§ Given exercise
Take the entries below and reproduce them word for word.

## begin Data to process

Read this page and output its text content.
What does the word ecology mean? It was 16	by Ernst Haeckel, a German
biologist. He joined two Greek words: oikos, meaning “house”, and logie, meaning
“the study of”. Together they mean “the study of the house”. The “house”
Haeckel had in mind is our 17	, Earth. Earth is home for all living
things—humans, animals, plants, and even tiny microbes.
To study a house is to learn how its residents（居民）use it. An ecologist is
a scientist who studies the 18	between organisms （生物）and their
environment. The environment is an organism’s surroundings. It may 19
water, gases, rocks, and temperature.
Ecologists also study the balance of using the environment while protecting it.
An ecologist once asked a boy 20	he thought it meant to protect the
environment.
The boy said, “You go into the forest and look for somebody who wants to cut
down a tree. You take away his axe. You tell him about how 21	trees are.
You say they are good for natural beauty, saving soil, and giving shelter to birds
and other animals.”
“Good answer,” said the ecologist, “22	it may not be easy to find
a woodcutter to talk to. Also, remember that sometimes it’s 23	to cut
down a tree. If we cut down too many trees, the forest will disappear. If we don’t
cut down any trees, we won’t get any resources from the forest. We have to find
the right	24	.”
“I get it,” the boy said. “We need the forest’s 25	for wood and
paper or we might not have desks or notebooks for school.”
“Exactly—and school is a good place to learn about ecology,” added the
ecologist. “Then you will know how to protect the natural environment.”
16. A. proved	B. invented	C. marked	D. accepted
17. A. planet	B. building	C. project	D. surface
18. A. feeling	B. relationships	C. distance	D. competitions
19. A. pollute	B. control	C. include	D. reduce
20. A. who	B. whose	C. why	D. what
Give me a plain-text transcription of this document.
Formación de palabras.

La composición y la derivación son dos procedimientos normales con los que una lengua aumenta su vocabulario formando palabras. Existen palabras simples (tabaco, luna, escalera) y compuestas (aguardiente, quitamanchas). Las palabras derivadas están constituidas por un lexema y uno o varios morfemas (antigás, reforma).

## end Data to process

§ Answer to the exercise
Read this page and output its text content.
What does the word ecology mean? It was 16	by Ernst Haeckel, a German
biologist. He joined two Greek words: oikos, meaning “house”, and logie, meaning
“the study of”. Together they mean “the study of the house”. The “house”
Haeckel had in mind is our 17	, Earth. Earth is home for all living
things—humans, animals, plants, and even tiny microbes.
To study a house is to learn how its residents（居民）use it. An ecologist is
a scientist who studies the 18	between organisms （生物）and their
environment. The environment is an organism’s surroundings. It may 19
water, gases, rocks, and temperature.
Ecologists also study the balance of using the environment while protecting it.
An ecologist once asked a boy 20	he thought it meant to protect the
environment.
The boy said, “You go into the forest and look for somebody who wants to cut
down a tree. You take away his axe. You tell him about how 21	trees are.
You say they are good for natural beauty, saving soil, and giving shelter to birds
and other animals.”
“Good answer,” said the ecologist, “22	it may not be easy to find
a woodcutter to talk to. Also, remember that sometimes it’s 23	to cut
down a tree. If we cut down too many trees, the forest will disappear. If we don’t
cut down any trees, we won’t get any resources from the forest. We have to find
the right	24	.”
“I get it,” the boy said. “We need the forest’s 25	for wood and
paper or we might not have desks or notebooks for school.”
“Exactly—and school is a good place to learn about ecology,” added the
ecologist. “Then you will know how to protect the natural environment.”
16. A. proved	B. invented	C. marked	D. accepted
17. A. planet	B. building	C. project	D. surface
18. A. feeling	B. relationships	C. distance	D. competitions
19. A. pollute	B. control	C. include	D. reduce
20. A. who	B. whose	C. why	D. what
Give me a plain-text transcription of this document.
Formación de palabras.

La composición y la derivación son dos procedimientos normales con los que una lengua aumenta su vocabulario formando palabras. Existen palabras simples (tabaco, luna, escalera) y compuestas (aguardiente, quitamanchas). Las palabras derivadas están constituidas por un lexema y uno o varios morfemas (antigás, reforma).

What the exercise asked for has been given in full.